— Begin —
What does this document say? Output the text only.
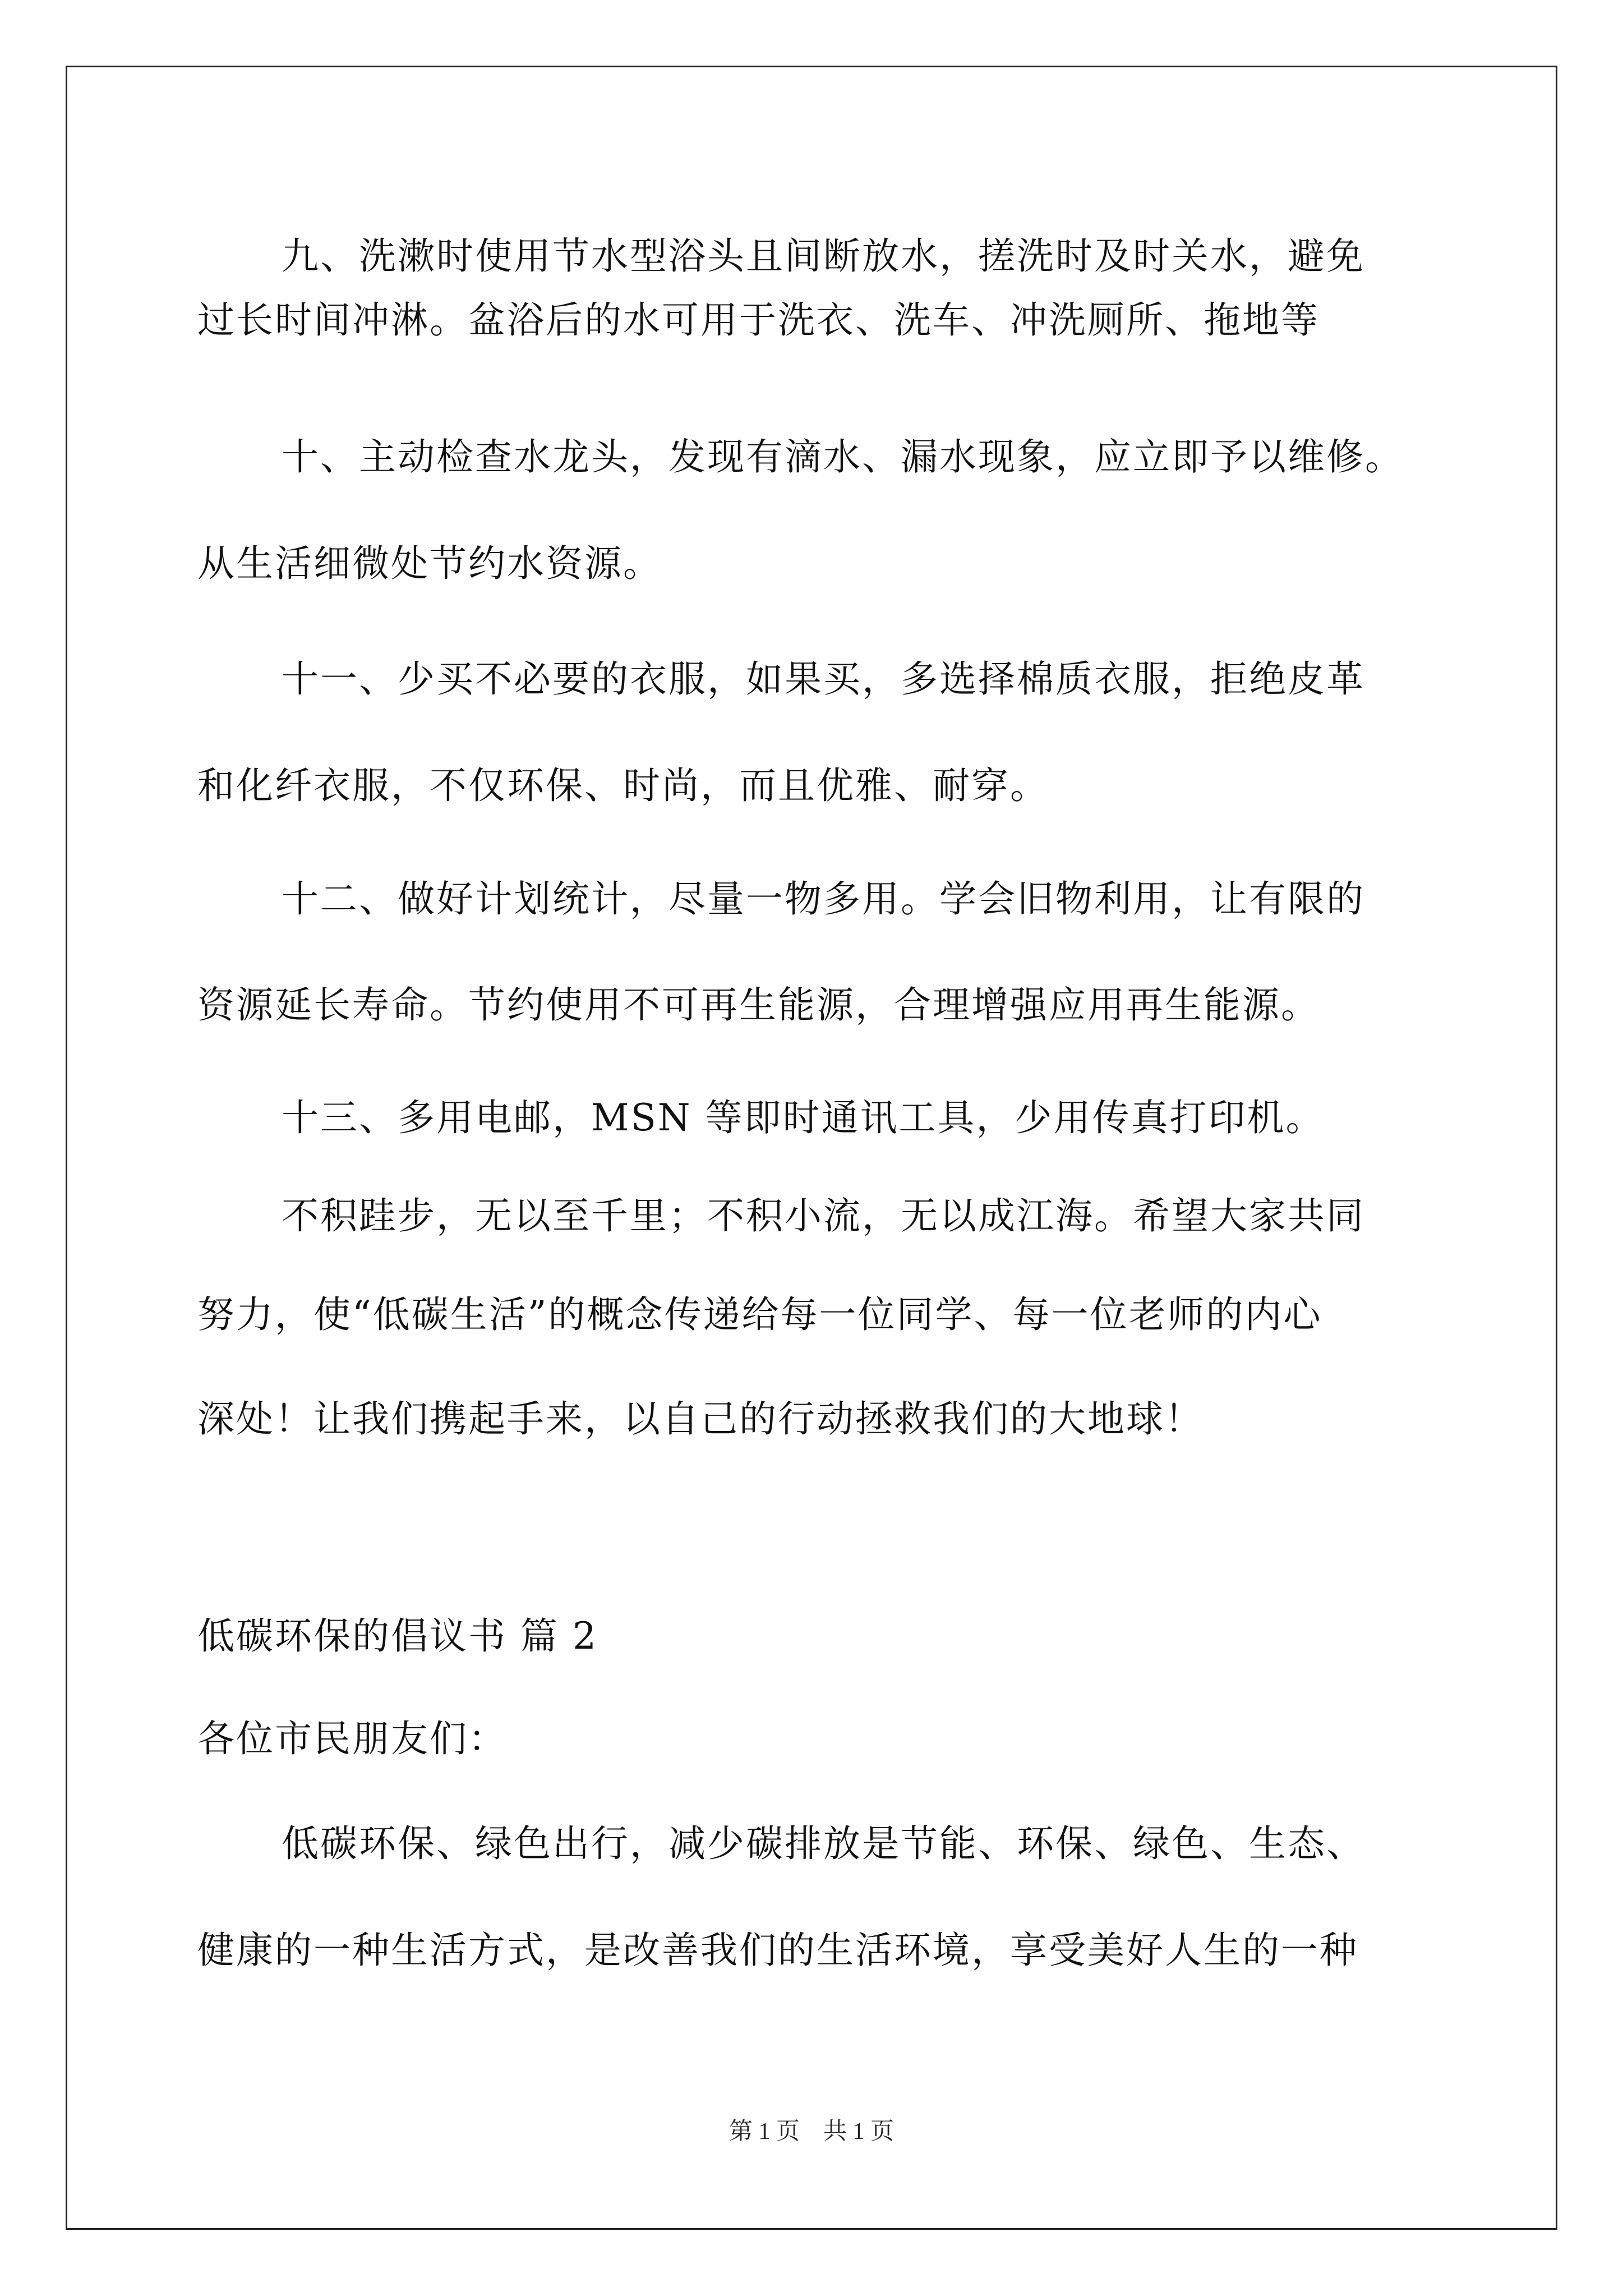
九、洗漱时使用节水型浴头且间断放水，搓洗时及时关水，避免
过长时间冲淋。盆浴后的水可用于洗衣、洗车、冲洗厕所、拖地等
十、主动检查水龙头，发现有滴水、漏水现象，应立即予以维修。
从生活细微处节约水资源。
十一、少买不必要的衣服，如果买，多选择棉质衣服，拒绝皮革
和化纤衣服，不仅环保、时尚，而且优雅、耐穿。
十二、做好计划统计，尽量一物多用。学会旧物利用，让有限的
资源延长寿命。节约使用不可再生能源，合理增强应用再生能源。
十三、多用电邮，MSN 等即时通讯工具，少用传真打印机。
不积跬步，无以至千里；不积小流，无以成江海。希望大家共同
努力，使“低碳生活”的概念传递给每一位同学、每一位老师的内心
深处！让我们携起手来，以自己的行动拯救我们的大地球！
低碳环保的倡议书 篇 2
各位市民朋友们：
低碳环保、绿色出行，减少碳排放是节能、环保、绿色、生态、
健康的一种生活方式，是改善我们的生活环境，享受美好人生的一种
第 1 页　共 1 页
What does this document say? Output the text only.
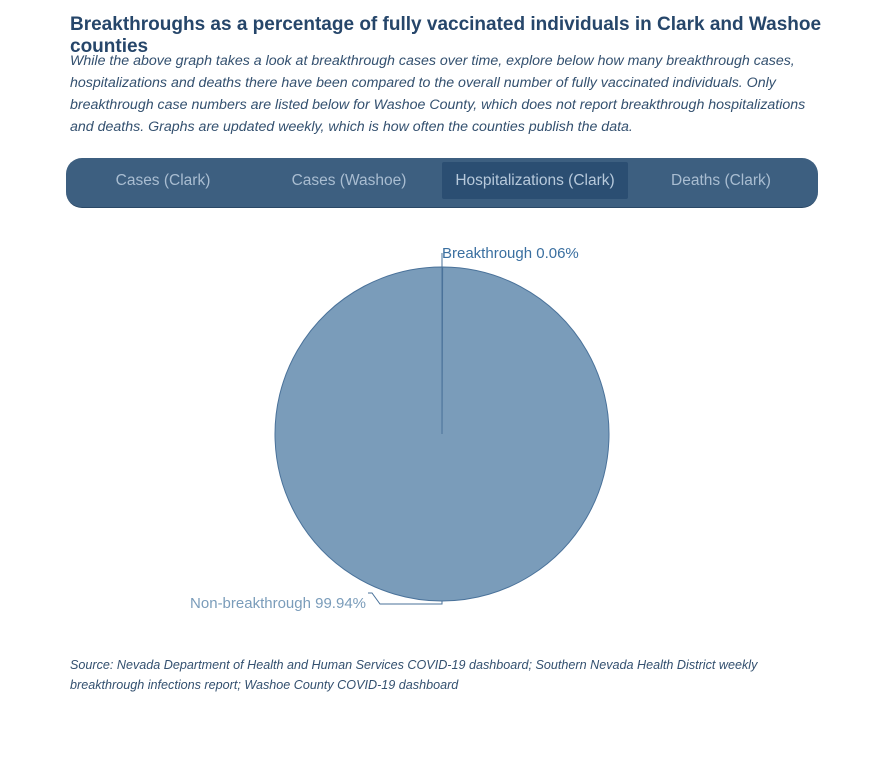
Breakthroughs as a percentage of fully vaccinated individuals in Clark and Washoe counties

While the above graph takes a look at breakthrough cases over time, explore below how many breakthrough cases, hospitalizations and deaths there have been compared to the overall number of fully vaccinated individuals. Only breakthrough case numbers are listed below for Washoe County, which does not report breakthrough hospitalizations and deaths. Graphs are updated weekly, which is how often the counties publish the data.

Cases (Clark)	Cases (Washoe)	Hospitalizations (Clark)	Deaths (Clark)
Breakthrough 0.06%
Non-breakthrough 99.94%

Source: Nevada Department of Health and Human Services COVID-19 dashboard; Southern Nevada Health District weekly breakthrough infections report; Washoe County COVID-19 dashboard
— End —
Your goal: Show every line of the records above that contains the word "Washoe".

Completed task:
Breakthroughs as a percentage of fully vaccinated individuals in Clark and Washoe counties
While the above graph takes a look at breakthrough cases over time, explore below how many breakthrough cases, hospitalizations and deaths there have been compared to the overall number of fully vaccinated individuals. Only breakthrough case numbers are listed below for Washoe County, which does not report breakthrough hospitalizations and deaths. Graphs are updated weekly, which is how often the counties publish the data.
Cases (Clark)	Cases (Washoe)	Hospitalizations (Clark)	Deaths (Clark)
Source: Nevada Department of Health and Human Services COVID-19 dashboard; Southern Nevada Health District weekly breakthrough infections report; Washoe County COVID-19 dashboard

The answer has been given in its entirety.